Инструкция к упражнению »
Подхватите текст об учении Аристотеля о государстве и добродетели и напишите продолжение, идущее сразу за его последним предложением.

И в политике Аристотель проводит принцип развития: на самой ранней ступени общества руководителем должен быть способнейший из всех, поэтому наилучшей государственной формой является монархия. На следующей стадии добиваются власти знатные, равноправные друг по отношению к другу мужи: монархия заменяется аристократией. При более широком распространении культуры в народных массах начинает господствовать стремление приобрести влияние на управление страной: аристократия сменяется демократией. Каждая из форм может выродиться в возникшую не путем естественного развития, но навязываемую народу силой. Это соответственно тирания, когда не лучший, но сильнейший овладевает властью; олигархия, когда власть захватывают не благороднейшие, но люди, снискавшие большое влияние демагогическими происками; охлократия, если не народ, а необразованная масса приобретает влияние на государственные дела. По принципу «золотой середины» лучшая форма правления, по Аристотелю, – полития, при которой правит зажиточный образованный средний класс.

Основываясь на сократовском понимании роли знания, Аристотель, в отличие от платоновского идеализма, пошел по направлению к реализму. Его мысль была направлена на изучение чувственных вещей, а не мира идей. Системы Аристотеля и Платона представляют собой две противоположности, имевшие решающее значение для дальнейшего развития этики. У Платона добродетель основывается на первоначальных свойствах души, последние же возникают из отношения души к миру идей. Идеал добродетели у Платона мыслится в виде нормы, лежащей вне реального человека. Наоборот, Аристотель, исходя из единства формы и материи, рассматривает добродетель как свойство, присущее самой человеческой душе.

Справедливо считающийся основателем многих наук, Аристотель заложил и основы этики как учения о добродетелях. Ему принадлежит само название науки этики (от слова «этос» – обычай, нрав, характер, образ мыслей) и первый трактат по этике – «Этика Никомахова», обращенный к его сыну Ннкомаху. Аристотель дает определения основных понятий этики. Так, благо – это «то, к чему все стремятся»[102]. «Познание его имеет важное значение для жизни, ибо не лучше ли тогда мы, как стрелки, ясно видящие цель, достигнем желаемого?»[103]. Благо для грубых людей – в наслаждениях, для благородных – в почестях, для мудрых – в созерцании. Оно не есть нечто общее, подходящее под одну идею, как думал Платон, а свое в искусстве, спорте и т. д.

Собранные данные

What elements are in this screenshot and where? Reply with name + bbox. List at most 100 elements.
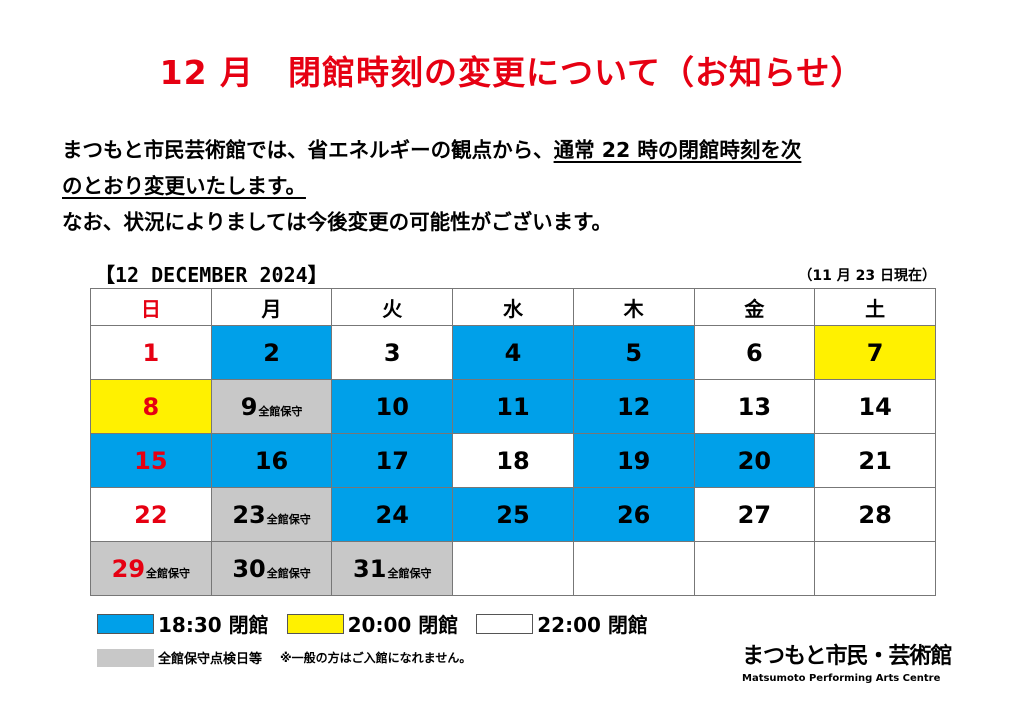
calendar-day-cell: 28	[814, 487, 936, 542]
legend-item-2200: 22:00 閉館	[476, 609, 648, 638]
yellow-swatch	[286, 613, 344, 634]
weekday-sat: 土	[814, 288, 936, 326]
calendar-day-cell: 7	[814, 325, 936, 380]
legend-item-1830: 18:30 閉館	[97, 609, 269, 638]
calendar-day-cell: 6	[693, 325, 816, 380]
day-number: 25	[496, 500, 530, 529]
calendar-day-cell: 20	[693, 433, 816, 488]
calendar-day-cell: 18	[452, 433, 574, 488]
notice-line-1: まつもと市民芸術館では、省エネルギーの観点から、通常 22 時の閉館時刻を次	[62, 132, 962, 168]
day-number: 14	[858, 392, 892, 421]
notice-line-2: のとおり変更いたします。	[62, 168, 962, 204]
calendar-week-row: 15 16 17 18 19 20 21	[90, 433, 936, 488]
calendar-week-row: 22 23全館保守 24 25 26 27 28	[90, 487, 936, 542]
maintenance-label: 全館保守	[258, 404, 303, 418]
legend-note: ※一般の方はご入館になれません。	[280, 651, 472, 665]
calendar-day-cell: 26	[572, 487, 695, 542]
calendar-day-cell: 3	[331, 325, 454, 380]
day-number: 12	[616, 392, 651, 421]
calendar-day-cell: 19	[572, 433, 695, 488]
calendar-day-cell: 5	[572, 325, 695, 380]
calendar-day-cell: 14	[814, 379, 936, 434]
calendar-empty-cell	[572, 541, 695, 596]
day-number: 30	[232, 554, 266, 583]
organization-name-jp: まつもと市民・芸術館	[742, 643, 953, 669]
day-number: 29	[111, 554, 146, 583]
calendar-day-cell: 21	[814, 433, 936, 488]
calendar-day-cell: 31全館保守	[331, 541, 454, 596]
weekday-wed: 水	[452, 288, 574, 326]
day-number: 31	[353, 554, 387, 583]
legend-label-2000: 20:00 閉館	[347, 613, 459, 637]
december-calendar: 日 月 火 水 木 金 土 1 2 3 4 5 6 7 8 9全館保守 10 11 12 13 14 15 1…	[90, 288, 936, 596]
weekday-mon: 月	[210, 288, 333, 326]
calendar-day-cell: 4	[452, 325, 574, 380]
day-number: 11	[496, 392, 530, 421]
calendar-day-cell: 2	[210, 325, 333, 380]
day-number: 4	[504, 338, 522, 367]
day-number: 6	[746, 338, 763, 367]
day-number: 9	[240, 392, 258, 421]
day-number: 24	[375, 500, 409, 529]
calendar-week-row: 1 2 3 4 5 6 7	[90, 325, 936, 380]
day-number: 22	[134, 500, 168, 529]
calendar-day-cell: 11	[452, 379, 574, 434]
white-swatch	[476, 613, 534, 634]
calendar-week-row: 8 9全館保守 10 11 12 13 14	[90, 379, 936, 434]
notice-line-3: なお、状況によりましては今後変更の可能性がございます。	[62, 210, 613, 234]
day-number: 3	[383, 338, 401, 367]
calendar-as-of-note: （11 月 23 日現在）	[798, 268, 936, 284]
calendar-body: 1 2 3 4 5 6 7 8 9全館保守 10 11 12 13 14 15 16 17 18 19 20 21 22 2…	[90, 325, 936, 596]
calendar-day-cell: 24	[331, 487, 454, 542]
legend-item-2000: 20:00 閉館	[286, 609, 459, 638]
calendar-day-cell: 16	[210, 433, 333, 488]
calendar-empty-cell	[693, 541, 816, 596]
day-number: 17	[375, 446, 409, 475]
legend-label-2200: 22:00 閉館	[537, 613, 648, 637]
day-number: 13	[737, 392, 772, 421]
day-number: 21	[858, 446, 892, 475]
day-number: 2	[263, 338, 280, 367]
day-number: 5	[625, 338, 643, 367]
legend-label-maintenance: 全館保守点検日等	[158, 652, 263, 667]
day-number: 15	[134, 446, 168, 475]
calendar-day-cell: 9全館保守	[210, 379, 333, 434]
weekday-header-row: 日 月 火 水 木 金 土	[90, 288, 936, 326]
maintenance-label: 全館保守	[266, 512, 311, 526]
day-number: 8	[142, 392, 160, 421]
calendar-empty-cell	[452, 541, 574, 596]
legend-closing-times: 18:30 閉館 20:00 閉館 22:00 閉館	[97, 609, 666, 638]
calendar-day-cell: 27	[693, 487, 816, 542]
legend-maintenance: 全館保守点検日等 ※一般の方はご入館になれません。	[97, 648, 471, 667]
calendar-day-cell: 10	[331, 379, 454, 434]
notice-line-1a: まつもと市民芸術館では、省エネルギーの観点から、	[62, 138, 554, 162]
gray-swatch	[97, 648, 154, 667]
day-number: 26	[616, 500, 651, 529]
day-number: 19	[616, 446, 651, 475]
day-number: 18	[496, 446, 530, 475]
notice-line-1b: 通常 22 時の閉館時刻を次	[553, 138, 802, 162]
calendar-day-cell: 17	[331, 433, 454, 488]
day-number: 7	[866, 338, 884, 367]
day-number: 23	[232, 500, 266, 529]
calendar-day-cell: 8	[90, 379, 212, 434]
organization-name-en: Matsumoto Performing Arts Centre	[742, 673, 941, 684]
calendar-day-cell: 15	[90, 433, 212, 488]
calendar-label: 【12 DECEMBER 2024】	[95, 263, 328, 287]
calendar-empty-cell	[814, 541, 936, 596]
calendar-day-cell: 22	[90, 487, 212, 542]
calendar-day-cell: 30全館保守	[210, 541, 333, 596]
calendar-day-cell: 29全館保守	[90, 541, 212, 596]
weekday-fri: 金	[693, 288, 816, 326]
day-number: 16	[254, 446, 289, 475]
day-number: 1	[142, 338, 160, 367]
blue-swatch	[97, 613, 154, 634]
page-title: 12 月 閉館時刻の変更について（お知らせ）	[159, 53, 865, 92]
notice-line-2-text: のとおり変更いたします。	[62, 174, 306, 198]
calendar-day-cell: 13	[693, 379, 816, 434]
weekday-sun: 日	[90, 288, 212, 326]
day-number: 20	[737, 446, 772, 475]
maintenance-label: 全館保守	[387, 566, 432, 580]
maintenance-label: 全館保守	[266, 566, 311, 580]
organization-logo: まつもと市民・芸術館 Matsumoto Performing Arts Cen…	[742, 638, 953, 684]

Ожидаемый ответ »
Назначение человека – в разумной деятельности, отличающей его от растений и животных, и хороший человек выполняет это назначение, а каждое действие хорошо, когда оно сообразуется со специально относящейся к нему добродетелью. Аристотель дает определение добродетели как приобретенного свойства души, за которое хвалят. Добродетельно и само приобретение данного свойства. Далее следует определение истинного блага человека – «деятельность души, сообразная с добродетелью, а если добродетелей несколько, то в деятельности, сообразной с лучшею и совершеннейшею добродетелью, и при том в течение всей жизни, ибо «одна ласточка еще не делает весны», как не делает ее один день»[104]. Аристотель особо подчеркивает, что благо именно деятельность, а не сама добродетель, как считал Платон. Как на Олимпийских играх награждаются не самые сильные и красивые, а признанные самыми сильными и красивыми из тех, кто принимал участие в состязаниях, так и благо раскрывает себя в применении добродетели. Действуя, человек может определить, каков он.

Высшее благо, или счастье, есть деятельность, сообразная с высшей добродетелью. Для счастья нужна как полнота добродетели, так и достаточная обеспеченность внешними благами. Понятие счастья Аристотель отделяет от понятия блаженства как не зависящего от внешних обстоятельств. Блаженный человек в течение всей своей жизни «будет действовать и мыслить сообразно с добродетелью, а превратности судьбы отлично будет переносить»[105].

Аристотель отличает намерение, как имеющее дело с тем, что в нашей власти, от желания, которое может от нашей деятельности не зависеть. Так как достижение добродетели‑деятельность, а не только созерцание, для Аристотеля очень важно понятие воли, которое он определяет как стремление к цели. Аристотель первый на место судьбы и рока поставил свободу воли человека: «Человек – принцип своих действий»[106]. Где мы властны сказать «нет», там мы властны сказать и «да». Следовательно, «если прекрасные действия в нашей власти, то и постыдные действия в нашей власти, и если в нашей власти воздержание в тех случаях, в которых оно прекрасно, то и действия в тех случаях, в которых они постыдны, в нашей власти. А если прекрасная и постыдная деятельность в нашей власти, а равно и воздержание, и если добродетель и порочность именно в этом и заключаются, то, значит, в нашей власти быть нравственными или порочными людьми»[107]. Избранная деятельность, добродетельная или порочная, ведет к определенным следствиям, которые невозможно предотвратить, «точно так же, как невозможно удержать брошенный камень, однако кинуть или бросить его было во власти человека»[108].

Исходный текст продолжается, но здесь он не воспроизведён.